— Begin —

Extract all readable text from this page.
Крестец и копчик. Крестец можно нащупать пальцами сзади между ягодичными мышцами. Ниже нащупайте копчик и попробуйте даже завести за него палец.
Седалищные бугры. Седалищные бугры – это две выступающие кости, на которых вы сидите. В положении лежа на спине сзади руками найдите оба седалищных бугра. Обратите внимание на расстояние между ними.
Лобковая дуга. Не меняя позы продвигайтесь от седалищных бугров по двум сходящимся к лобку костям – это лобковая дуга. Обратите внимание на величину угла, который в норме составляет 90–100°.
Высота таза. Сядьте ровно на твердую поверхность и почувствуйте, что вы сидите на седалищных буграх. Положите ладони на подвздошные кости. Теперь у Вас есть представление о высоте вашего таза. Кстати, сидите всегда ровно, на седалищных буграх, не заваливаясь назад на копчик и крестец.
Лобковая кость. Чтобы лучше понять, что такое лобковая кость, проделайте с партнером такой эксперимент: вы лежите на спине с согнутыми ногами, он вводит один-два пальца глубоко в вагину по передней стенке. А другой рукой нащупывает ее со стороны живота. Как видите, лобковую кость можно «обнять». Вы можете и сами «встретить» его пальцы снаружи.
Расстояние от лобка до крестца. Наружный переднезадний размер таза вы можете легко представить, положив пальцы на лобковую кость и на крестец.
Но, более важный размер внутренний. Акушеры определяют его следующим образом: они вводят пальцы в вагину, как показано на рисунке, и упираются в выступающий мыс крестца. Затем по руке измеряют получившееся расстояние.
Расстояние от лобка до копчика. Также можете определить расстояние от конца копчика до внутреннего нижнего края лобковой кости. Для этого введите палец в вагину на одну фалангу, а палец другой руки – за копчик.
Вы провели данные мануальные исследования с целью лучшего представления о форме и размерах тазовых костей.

— End —

WHAT NEEDS TO BE DONE: Give the count of lines in the data shown above that contain "крестца", and nothing else.

COMPLETED EXERCISE: 2